» **Set exercise**
Identify and pull out each line of the entries in which "color" occurs.

» **Supplied entries**
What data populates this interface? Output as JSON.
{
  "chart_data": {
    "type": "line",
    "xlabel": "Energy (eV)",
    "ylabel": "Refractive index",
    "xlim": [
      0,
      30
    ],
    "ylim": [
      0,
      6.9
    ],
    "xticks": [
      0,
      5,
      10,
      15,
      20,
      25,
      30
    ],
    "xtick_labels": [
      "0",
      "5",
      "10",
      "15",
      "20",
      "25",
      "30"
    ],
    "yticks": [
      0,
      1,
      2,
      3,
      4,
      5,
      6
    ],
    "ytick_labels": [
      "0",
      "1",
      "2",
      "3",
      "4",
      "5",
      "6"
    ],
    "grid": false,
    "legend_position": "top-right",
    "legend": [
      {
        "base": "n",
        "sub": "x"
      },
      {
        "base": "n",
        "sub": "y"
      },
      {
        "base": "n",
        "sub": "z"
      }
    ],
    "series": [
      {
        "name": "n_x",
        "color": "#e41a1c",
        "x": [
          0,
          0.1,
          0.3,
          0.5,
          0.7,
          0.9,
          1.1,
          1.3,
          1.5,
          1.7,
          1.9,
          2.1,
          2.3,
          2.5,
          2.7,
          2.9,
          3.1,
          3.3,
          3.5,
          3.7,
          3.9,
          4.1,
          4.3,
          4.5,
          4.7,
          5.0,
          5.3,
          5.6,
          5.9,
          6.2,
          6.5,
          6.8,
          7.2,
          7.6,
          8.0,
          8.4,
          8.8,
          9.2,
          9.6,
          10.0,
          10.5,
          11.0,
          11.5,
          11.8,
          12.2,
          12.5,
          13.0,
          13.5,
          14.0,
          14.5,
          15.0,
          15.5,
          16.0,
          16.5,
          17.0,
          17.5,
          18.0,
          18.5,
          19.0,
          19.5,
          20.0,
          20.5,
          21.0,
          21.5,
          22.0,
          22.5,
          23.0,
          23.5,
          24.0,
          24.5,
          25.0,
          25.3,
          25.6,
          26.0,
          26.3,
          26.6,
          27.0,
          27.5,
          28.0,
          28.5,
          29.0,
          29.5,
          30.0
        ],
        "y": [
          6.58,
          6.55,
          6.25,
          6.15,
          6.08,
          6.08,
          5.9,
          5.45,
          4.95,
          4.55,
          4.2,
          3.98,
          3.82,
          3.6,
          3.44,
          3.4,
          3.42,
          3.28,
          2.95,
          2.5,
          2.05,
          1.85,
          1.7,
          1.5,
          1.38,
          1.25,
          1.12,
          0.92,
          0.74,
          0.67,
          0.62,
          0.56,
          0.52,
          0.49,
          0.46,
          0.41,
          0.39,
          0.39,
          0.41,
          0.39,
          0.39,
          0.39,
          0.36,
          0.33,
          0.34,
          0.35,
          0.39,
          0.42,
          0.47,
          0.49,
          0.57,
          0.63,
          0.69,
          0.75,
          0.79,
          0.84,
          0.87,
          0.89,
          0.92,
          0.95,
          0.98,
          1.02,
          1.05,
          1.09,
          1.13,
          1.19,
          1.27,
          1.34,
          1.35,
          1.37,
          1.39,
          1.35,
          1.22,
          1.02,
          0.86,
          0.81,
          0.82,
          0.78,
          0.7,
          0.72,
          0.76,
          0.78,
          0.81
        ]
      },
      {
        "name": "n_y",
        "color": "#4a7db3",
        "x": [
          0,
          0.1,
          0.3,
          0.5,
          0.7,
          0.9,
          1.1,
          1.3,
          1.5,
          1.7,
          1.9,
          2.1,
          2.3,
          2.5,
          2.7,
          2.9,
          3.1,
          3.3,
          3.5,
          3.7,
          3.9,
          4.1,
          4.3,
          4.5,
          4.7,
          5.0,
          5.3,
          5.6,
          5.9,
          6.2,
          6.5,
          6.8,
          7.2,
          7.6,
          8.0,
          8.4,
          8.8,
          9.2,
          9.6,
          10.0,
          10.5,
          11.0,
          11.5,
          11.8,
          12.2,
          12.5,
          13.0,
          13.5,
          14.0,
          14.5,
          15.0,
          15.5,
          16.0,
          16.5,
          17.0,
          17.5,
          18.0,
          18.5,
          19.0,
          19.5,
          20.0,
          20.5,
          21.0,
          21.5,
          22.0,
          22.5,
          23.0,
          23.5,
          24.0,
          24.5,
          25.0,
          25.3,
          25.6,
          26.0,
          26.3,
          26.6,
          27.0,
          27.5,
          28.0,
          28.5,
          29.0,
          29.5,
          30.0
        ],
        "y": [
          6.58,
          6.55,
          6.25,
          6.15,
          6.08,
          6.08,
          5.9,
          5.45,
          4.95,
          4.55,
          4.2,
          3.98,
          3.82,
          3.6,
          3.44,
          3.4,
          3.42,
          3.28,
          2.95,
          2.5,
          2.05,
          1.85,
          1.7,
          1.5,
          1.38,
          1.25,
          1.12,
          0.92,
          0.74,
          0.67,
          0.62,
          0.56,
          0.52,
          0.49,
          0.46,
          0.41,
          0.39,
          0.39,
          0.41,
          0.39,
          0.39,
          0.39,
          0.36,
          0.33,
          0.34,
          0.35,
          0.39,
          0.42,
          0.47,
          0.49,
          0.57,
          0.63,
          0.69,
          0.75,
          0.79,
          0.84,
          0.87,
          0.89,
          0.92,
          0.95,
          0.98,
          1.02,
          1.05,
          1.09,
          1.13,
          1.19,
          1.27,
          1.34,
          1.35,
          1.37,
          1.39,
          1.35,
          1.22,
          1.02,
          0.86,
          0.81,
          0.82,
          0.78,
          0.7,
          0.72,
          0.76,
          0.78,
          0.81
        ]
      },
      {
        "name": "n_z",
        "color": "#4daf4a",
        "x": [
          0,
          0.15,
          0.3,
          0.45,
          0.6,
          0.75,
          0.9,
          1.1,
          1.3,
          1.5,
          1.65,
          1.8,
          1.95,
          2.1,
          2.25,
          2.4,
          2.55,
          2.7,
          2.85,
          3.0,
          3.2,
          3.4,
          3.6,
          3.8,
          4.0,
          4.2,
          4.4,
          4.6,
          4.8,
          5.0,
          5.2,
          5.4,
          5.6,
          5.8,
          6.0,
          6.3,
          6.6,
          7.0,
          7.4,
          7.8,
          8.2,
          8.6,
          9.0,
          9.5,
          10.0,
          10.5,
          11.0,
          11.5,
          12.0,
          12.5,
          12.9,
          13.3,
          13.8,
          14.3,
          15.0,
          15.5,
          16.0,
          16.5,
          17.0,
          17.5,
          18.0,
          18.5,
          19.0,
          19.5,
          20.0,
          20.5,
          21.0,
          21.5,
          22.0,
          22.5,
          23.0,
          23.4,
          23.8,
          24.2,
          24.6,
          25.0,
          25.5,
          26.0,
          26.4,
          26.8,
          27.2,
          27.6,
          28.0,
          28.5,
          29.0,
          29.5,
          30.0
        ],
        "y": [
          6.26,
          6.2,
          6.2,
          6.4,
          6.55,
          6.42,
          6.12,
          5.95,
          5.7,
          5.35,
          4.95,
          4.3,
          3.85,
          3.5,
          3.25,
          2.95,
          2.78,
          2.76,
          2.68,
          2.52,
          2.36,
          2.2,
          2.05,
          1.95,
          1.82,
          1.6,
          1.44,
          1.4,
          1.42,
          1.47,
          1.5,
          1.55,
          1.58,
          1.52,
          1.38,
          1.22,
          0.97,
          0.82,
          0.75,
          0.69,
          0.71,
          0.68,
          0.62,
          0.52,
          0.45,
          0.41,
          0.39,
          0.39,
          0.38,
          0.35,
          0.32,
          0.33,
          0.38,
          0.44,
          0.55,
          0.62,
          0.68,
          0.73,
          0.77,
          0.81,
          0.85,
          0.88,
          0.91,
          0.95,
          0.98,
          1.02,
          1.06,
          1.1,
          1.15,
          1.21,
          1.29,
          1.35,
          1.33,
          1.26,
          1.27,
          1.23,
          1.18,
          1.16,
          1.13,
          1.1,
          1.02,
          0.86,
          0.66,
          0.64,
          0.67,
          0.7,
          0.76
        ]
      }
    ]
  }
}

» **Answer to the task**
        "color": "#e41a1c",
        "color": "#4a7db3",
        "color": "#4daf4a",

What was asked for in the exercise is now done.